▶ **AIM**
Output the data below in full, byte for byte. Nothing may differ.

▶ **RECORDS SHOWN**
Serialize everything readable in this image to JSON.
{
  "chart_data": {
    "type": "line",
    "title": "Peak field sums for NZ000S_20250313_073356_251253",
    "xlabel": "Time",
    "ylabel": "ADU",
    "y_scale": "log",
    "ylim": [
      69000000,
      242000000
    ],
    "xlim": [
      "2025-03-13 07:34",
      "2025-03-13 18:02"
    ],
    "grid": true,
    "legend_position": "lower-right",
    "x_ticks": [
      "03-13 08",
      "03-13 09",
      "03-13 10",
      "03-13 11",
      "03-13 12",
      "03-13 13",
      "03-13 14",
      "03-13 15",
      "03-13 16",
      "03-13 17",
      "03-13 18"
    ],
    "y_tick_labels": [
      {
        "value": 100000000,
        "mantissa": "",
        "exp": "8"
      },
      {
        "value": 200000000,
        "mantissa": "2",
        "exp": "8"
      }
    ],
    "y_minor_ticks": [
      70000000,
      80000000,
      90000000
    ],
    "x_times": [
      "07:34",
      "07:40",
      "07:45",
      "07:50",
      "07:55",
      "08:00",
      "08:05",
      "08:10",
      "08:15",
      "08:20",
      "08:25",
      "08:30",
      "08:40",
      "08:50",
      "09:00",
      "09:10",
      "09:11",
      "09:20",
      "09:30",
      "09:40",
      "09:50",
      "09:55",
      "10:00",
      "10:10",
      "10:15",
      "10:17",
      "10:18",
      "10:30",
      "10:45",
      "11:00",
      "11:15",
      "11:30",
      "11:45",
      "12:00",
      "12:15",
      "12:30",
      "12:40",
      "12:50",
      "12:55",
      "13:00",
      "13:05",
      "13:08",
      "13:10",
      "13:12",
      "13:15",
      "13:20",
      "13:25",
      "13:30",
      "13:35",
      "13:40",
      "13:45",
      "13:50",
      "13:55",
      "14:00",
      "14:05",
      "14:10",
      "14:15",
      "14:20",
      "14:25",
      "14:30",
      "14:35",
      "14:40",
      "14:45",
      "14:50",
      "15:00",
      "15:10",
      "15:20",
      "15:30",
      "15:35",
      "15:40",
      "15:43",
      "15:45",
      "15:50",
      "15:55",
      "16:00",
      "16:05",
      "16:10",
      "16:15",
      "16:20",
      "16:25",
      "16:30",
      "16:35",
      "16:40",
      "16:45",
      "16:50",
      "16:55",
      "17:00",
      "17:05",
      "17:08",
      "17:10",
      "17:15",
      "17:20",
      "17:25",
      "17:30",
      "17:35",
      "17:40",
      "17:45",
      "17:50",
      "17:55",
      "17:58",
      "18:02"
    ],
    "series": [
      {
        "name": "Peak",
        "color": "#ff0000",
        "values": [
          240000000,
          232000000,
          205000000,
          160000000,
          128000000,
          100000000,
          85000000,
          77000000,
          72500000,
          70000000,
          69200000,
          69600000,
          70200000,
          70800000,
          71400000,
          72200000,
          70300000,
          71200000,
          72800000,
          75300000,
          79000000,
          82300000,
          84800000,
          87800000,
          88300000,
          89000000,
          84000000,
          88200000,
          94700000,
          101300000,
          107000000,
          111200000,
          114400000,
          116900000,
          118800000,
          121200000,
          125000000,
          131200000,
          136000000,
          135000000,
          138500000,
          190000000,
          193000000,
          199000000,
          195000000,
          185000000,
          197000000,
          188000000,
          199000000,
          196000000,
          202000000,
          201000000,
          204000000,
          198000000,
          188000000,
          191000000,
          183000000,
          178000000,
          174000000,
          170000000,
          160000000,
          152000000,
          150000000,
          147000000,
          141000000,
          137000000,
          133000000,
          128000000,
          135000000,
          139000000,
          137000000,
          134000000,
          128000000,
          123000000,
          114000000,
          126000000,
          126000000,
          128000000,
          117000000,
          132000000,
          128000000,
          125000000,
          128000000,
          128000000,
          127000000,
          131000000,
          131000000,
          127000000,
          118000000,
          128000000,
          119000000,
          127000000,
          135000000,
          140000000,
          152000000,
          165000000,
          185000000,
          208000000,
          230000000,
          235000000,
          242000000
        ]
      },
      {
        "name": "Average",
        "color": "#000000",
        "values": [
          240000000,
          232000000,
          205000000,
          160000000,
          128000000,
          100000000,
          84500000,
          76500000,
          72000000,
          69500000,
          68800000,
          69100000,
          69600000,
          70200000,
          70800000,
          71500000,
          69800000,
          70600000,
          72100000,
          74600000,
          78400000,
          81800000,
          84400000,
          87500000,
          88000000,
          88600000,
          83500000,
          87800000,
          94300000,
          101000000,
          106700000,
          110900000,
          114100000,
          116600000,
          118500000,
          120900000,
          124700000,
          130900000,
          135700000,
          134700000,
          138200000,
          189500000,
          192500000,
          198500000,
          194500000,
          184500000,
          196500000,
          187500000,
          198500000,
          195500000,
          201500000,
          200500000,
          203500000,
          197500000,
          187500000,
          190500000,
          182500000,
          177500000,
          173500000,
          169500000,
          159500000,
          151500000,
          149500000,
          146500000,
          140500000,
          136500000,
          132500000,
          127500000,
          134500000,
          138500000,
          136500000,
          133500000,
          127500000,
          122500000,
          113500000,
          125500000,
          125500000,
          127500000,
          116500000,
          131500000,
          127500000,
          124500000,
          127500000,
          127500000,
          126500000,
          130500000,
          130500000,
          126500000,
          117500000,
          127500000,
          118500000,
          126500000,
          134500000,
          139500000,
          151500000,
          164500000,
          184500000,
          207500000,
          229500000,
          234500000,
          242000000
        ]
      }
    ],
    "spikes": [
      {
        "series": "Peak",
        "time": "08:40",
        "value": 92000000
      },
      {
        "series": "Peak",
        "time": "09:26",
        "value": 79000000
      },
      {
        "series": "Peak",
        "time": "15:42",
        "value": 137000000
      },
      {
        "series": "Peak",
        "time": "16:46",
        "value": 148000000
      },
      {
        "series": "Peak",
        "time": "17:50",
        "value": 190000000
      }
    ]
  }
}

▶ **TASK OUTPUT**
Serialize everything readable in this image to JSON.
{
  "chart_data": {
    "type": "line",
    "title": "Peak field sums for NZ000S_20250313_073356_251253",
    "xlabel": "Time",
    "ylabel": "ADU",
    "y_scale": "log",
    "ylim": [
      69000000,
      242000000
    ],
    "xlim": [
      "2025-03-13 07:34",
      "2025-03-13 18:02"
    ],
    "grid": true,
    "legend_position": "lower-right",
    "x_ticks": [
      "03-13 08",
      "03-13 09",
      "03-13 10",
      "03-13 11",
      "03-13 12",
      "03-13 13",
      "03-13 14",
      "03-13 15",
      "03-13 16",
      "03-13 17",
      "03-13 18"
    ],
    "y_tick_labels": [
      {
        "value": 100000000,
        "mantissa": "",
        "exp": "8"
      },
      {
        "value": 200000000,
        "mantissa": "2",
        "exp": "8"
      }
    ],
    "y_minor_ticks": [
      70000000,
      80000000,
      90000000
    ],
    "x_times": [
      "07:34",
      "07:40",
      "07:45",
      "07:50",
      "07:55",
      "08:00",
      "08:05",
      "08:10",
      "08:15",
      "08:20",
      "08:25",
      "08:30",
      "08:40",
      "08:50",
      "09:00",
      "09:10",
      "09:11",
      "09:20",
      "09:30",
      "09:40",
      "09:50",
      "09:55",
      "10:00",
      "10:10",
      "10:15",
      "10:17",
      "10:18",
      "10:30",
      "10:45",
      "11:00",
      "11:15",
      "11:30",
      "11:45",
      "12:00",
      "12:15",
      "12:30",
      "12:40",
      "12:50",
      "12:55",
      "13:00",
      "13:05",
      "13:08",
      "13:10",
      "13:12",
      "13:15",
      "13:20",
      "13:25",
      "13:30",
      "13:35",
      "13:40",
      "13:45",
      "13:50",
      "13:55",
      "14:00",
      "14:05",
      "14:10",
      "14:15",
      "14:20",
      "14:25",
      "14:30",
      "14:35",
      "14:40",
      "14:45",
      "14:50",
      "15:00",
      "15:10",
      "15:20",
      "15:30",
      "15:35",
      "15:40",
      "15:43",
      "15:45",
      "15:50",
      "15:55",
      "16:00",
      "16:05",
      "16:10",
      "16:15",
      "16:20",
      "16:25",
      "16:30",
      "16:35",
      "16:40",
      "16:45",
      "16:50",
      "16:55",
      "17:00",
      "17:05",
      "17:08",
      "17:10",
      "17:15",
      "17:20",
      "17:25",
      "17:30",
      "17:35",
      "17:40",
      "17:45",
      "17:50",
      "17:55",
      "17:58",
      "18:02"
    ],
    "series": [
      {
        "name": "Peak",
        "color": "#ff0000",
        "values": [
          240000000,
          232000000,
          205000000,
          160000000,
          128000000,
          100000000,
          85000000,
          77000000,
          72500000,
          70000000,
          69200000,
          69600000,
          70200000,
          70800000,
          71400000,
          72200000,
          70300000,
          71200000,
          72800000,
          75300000,
          79000000,
          82300000,
          84800000,
          87800000,
          88300000,
          89000000,
          84000000,
          88200000,
          94700000,
          101300000,
          107000000,
          111200000,
          114400000,
          116900000,
          118800000,
          121200000,
          125000000,
          131200000,
          136000000,
          135000000,
          138500000,
          190000000,
          193000000,
          199000000,
          195000000,
          185000000,
          197000000,
          188000000,
          199000000,
          196000000,
          202000000,
          201000000,
          204000000,
          198000000,
          188000000,
          191000000,
          183000000,
          178000000,
          174000000,
          170000000,
          160000000,
          152000000,
          150000000,
          147000000,
          141000000,
          137000000,
          133000000,
          128000000,
          135000000,
          139000000,
          137000000,
          134000000,
          128000000,
          123000000,
          114000000,
          126000000,
          126000000,
          128000000,
          117000000,
          132000000,
          128000000,
          125000000,
          128000000,
          128000000,
          127000000,
          131000000,
          131000000,
          127000000,
          118000000,
          128000000,
          119000000,
          127000000,
          135000000,
          140000000,
          152000000,
          165000000,
          185000000,
          208000000,
          230000000,
          235000000,
          242000000
        ]
      },
      {
        "name": "Average",
        "color": "#000000",
        "values": [
          240000000,
          232000000,
          205000000,
          160000000,
          128000000,
          100000000,
          84500000,
          76500000,
          72000000,
          69500000,
          68800000,
          69100000,
          69600000,
          70200000,
          70800000,
          71500000,
          69800000,
          70600000,
          72100000,
          74600000,
          78400000,
          81800000,
          84400000,
          87500000,
          88000000,
          88600000,
          83500000,
          87800000,
          94300000,
          101000000,
          106700000,
          110900000,
          114100000,
          116600000,
          118500000,
          120900000,
          124700000,
          130900000,
          135700000,
          134700000,
          138200000,
          189500000,
          192500000,
          198500000,
          194500000,
          184500000,
          196500000,
          187500000,
          198500000,
          195500000,
          201500000,
          200500000,
          203500000,
          197500000,
          187500000,
          190500000,
          182500000,
          177500000,
          173500000,
          169500000,
          159500000,
          151500000,
          149500000,
          146500000,
          140500000,
          136500000,
          132500000,
          127500000,
          134500000,
          138500000,
          136500000,
          133500000,
          127500000,
          122500000,
          113500000,
          125500000,
          125500000,
          127500000,
          116500000,
          131500000,
          127500000,
          124500000,
          127500000,
          127500000,
          126500000,
          130500000,
          130500000,
          126500000,
          117500000,
          127500000,
          118500000,
          126500000,
          134500000,
          139500000,
          151500000,
          164500000,
          184500000,
          207500000,
          229500000,
          234500000,
          242000000
        ]
      }
    ],
    "spikes": [
      {
        "series": "Peak",
        "time": "08:40",
        "value": 92000000
      },
      {
        "series": "Peak",
        "time": "09:26",
        "value": 79000000
      },
      {
        "series": "Peak",
        "time": "15:42",
        "value": 137000000
      },
      {
        "series": "Peak",
        "time": "16:46",
        "value": 148000000
      },
      {
        "series": "Peak",
        "time": "17:50",
        "value": 190000000
      }
    ]
  }
}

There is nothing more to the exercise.